#### [Written request]
Lift out all lines below that contain "name".

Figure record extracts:
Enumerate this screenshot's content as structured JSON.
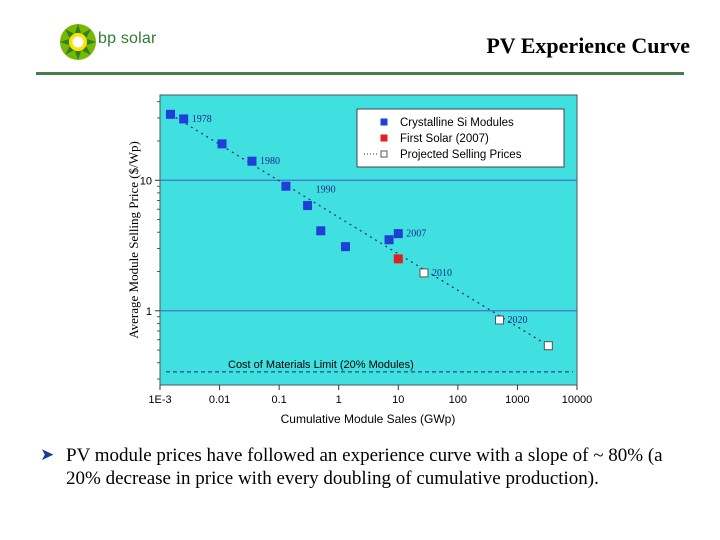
{
  "brand": {
    "logo_text": "bp solar",
    "logo_icon": "bp-helios-sunflower-icon"
  },
  "slide": {
    "title": "PV Experience Curve"
  },
  "bullet": {
    "marker_icon": "arrow-bullet-icon",
    "text": "PV module prices have followed an experience curve with a slope of ~ 80% (a 20% decrease in price with every doubling of cumulative production)."
  },
  "colors": {
    "plot_bg": "#40e0e0",
    "crystalline": "#1f3fd6",
    "first_solar": "#e02020",
    "rule": "#4a7d4a",
    "logo_green": "#2e7d32"
  },
  "chart_data": {
    "type": "scatter",
    "xlabel": "Cumulative Module Sales (GWp)",
    "ylabel": "Average Module Selling Price ($/Wp)",
    "xscale": "log",
    "yscale": "log",
    "xlim": [
      0.001,
      10000
    ],
    "ylim": [
      0.27,
      45
    ],
    "xticks": [
      {
        "v": 0.001,
        "label": "1E-3"
      },
      {
        "v": 0.01,
        "label": "0.01"
      },
      {
        "v": 0.1,
        "label": "0.1"
      },
      {
        "v": 1,
        "label": "1"
      },
      {
        "v": 10,
        "label": "10"
      },
      {
        "v": 100,
        "label": "100"
      },
      {
        "v": 1000,
        "label": "1000"
      },
      {
        "v": 10000,
        "label": "10000"
      }
    ],
    "yticks": [
      {
        "v": 1,
        "label": "1"
      },
      {
        "v": 10,
        "label": "10"
      }
    ],
    "grid": "horizontal at decades",
    "legend_position": "top-right",
    "series": [
      {
        "name": "Crystalline Si Modules",
        "marker": "filled-square",
        "points": [
          [
            0.0015,
            32
          ],
          [
            0.0025,
            29.5
          ],
          [
            0.011,
            19
          ],
          [
            0.035,
            14
          ],
          [
            0.13,
            9
          ],
          [
            0.3,
            6.4
          ],
          [
            0.5,
            4.1
          ],
          [
            1.3,
            3.1
          ],
          [
            7,
            3.5
          ],
          [
            10,
            3.9
          ]
        ]
      },
      {
        "name": "First Solar (2007)",
        "marker": "filled-square",
        "points": [
          [
            10,
            2.5
          ]
        ]
      },
      {
        "name": "Projected Selling Prices",
        "marker": "open-square",
        "points": [
          [
            27,
            1.95
          ],
          [
            500,
            0.85
          ],
          [
            3300,
            0.54
          ]
        ]
      }
    ],
    "trend_line": {
      "from": [
        0.0015,
        32
      ],
      "to": [
        3300,
        0.54
      ],
      "style": "dotted"
    },
    "limit_line": {
      "label": "Cost of Materials Limit (20% Modules)",
      "y": 0.34,
      "style": "dashed"
    },
    "annotations": [
      {
        "text": "1978",
        "x": 0.0025,
        "y": 29.5
      },
      {
        "text": "1980",
        "x": 0.035,
        "y": 14
      },
      {
        "text": "1990",
        "x": 0.3,
        "y": 8.5
      },
      {
        "text": "2007",
        "x": 10,
        "y": 3.9
      },
      {
        "text": "2010",
        "x": 27,
        "y": 1.95
      },
      {
        "text": "2020",
        "x": 500,
        "y": 0.85
      }
    ]
  }
}
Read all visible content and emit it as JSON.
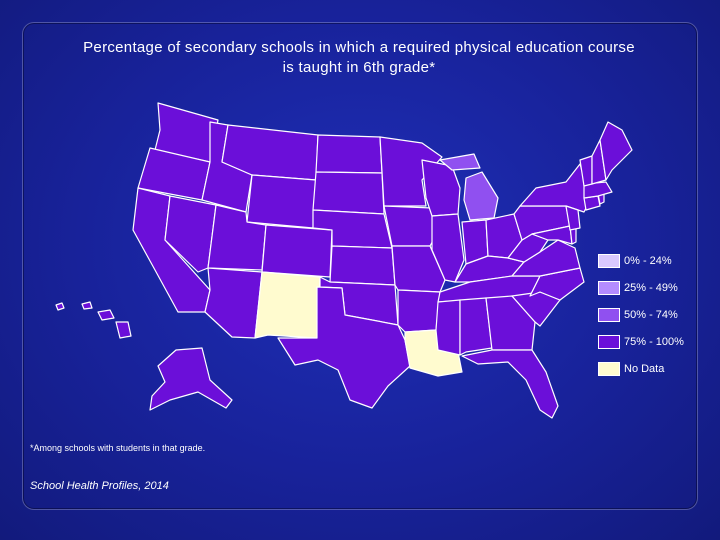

#### [Exercise output]
        "name": "Crystalline Si Modules",
        "name": "First Solar (2007)",
        "name": "Projected Selling Prices",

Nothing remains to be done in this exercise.